(Entries from a dataset)

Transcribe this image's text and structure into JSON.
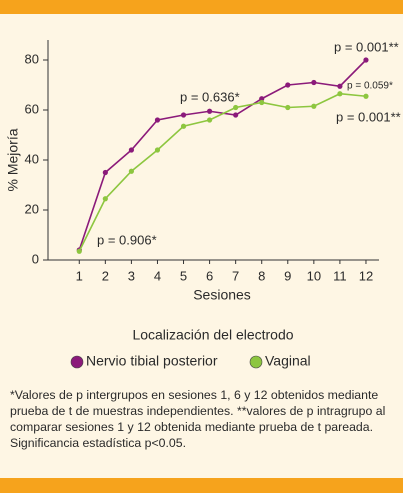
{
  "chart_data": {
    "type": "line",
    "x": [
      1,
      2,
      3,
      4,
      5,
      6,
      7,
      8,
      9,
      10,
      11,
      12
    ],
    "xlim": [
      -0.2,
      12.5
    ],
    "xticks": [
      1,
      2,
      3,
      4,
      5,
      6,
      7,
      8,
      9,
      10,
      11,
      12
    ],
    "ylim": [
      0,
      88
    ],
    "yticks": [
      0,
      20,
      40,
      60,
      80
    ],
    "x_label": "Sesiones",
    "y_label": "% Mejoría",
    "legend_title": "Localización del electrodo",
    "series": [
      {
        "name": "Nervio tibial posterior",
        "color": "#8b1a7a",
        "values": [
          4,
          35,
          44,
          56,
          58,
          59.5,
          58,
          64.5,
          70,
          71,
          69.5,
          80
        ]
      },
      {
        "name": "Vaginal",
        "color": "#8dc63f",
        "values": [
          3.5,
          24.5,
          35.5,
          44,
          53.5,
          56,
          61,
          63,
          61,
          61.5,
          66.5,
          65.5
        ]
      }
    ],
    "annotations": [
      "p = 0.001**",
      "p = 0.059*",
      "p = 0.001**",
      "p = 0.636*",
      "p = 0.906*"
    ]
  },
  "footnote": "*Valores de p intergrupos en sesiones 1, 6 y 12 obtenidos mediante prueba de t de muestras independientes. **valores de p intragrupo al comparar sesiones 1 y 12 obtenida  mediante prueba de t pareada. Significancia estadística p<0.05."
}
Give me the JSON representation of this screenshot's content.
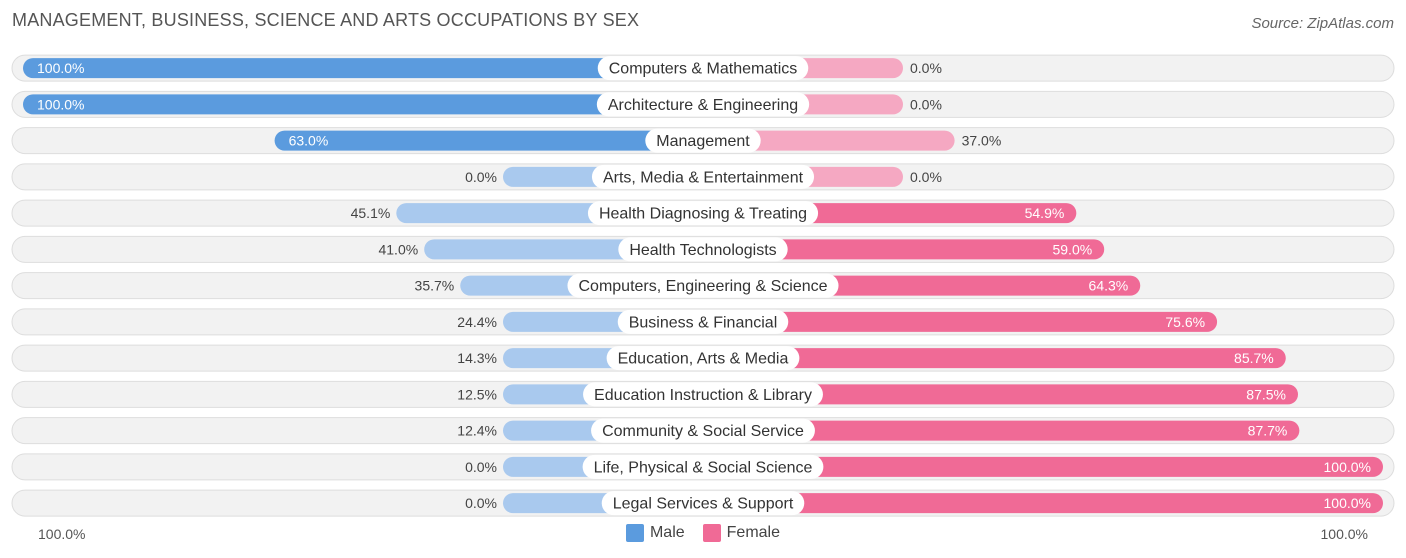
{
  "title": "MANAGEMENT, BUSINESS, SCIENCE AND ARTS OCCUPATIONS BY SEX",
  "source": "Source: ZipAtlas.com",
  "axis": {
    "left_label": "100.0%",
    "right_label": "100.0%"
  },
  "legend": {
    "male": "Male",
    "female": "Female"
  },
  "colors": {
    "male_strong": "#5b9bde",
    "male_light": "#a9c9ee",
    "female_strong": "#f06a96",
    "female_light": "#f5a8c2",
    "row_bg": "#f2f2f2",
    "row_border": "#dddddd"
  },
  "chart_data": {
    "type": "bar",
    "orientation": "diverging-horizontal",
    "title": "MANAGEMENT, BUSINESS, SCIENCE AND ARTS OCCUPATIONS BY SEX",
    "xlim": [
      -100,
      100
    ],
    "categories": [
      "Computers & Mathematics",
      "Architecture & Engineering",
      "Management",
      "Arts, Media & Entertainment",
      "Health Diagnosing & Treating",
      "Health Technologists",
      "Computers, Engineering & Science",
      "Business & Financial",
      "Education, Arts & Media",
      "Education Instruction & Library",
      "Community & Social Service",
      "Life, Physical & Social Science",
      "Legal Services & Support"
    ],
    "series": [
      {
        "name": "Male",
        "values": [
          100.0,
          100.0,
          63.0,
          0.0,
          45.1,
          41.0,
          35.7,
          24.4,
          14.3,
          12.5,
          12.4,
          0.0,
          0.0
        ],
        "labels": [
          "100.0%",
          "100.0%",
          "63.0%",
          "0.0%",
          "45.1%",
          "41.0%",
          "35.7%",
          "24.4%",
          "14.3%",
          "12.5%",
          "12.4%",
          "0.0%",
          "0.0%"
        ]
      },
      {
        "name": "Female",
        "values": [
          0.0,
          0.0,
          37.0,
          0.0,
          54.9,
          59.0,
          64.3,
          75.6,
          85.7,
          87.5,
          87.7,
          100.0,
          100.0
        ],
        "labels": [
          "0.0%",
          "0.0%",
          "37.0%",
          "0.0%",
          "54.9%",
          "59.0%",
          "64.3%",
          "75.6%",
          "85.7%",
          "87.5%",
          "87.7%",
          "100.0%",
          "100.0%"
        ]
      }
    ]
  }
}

OBJECTIVE
Leave the images out, please, and restate each line word for word.

PROBLEM SOLUTION
Transcribe this image's text and structure into JSON.
{
  "chart_data": {
    "type": "line",
    "x": [
      1,
      2,
      3,
      4,
      5,
      6,
      7,
      8,
      9,
      10,
      11,
      12
    ],
    "xlim": [
      -0.2,
      12.5
    ],
    "xticks": [
      1,
      2,
      3,
      4,
      5,
      6,
      7,
      8,
      9,
      10,
      11,
      12
    ],
    "ylim": [
      0,
      88
    ],
    "yticks": [
      0,
      20,
      40,
      60,
      80
    ],
    "x_label": "Sesiones",
    "y_label": "% Mejoría",
    "legend_title": "Localización del electrodo",
    "series": [
      {
        "name": "Nervio tibial posterior",
        "color": "#8b1a7a",
        "values": [
          4,
          35,
          44,
          56,
          58,
          59.5,
          58,
          64.5,
          70,
          71,
          69.5,
          80
        ]
      },
      {
        "name": "Vaginal",
        "color": "#8dc63f",
        "values": [
          3.5,
          24.5,
          35.5,
          44,
          53.5,
          56,
          61,
          63,
          61,
          61.5,
          66.5,
          65.5
        ]
      }
    ],
    "annotations": [
      "p = 0.001**",
      "p = 0.059*",
      "p = 0.001**",
      "p = 0.636*",
      "p = 0.906*"
    ]
  },
  "footnote": "*Valores de p intergrupos en sesiones 1, 6 y 12 obtenidos mediante prueba de t de muestras independientes. **valores de p intragrupo al comparar sesiones 1 y 12 obtenida  mediante prueba de t pareada. Significancia estadística p<0.05."
}
Give me the JSON representation of this screenshot's content.
{
  "title": "MANAGEMENT, BUSINESS, SCIENCE AND ARTS OCCUPATIONS BY SEX",
  "source": "Source: ZipAtlas.com",
  "axis": {
    "left_label": "100.0%",
    "right_label": "100.0%"
  },
  "legend": {
    "male": "Male",
    "female": "Female"
  },
  "colors": {
    "male_strong": "#5b9bde",
    "male_light": "#a9c9ee",
    "female_strong": "#f06a96",
    "female_light": "#f5a8c2",
    "row_bg": "#f2f2f2",
    "row_border": "#dddddd"
  },
  "chart_data": {
    "type": "bar",
    "orientation": "diverging-horizontal",
    "title": "MANAGEMENT, BUSINESS, SCIENCE AND ARTS OCCUPATIONS BY SEX",
    "xlim": [
      -100,
      100
    ],
    "categories": [
      "Computers & Mathematics",
      "Architecture & Engineering",
      "Management",
      "Arts, Media & Entertainment",
      "Health Diagnosing & Treating",
      "Health Technologists",
      "Computers, Engineering & Science",
      "Business & Financial",
      "Education, Arts & Media",
      "Education Instruction & Library",
      "Community & Social Service",
      "Life, Physical & Social Science",
      "Legal Services & Support"
    ],
    "series": [
      {
        "name": "Male",
        "values": [
          100.0,
          100.0,
          63.0,
          0.0,
          45.1,
          41.0,
          35.7,
          24.4,
          14.3,
          12.5,
          12.4,
          0.0,
          0.0
        ],
        "labels": [
          "100.0%",
          "100.0%",
          "63.0%",
          "0.0%",
          "45.1%",
          "41.0%",
          "35.7%",
          "24.4%",
          "14.3%",
          "12.5%",
          "12.4%",
          "0.0%",
          "0.0%"
        ]
      },
      {
        "name": "Female",
        "values": [
          0.0,
          0.0,
          37.0,
          0.0,
          54.9,
          59.0,
          64.3,
          75.6,
          85.7,
          87.5,
          87.7,
          100.0,
          100.0
        ],
        "labels": [
          "0.0%",
          "0.0%",
          "37.0%",
          "0.0%",
          "54.9%",
          "59.0%",
          "64.3%",
          "75.6%",
          "85.7%",
          "87.5%",
          "87.7%",
          "100.0%",
          "100.0%"
        ]
      }
    ]
  }
}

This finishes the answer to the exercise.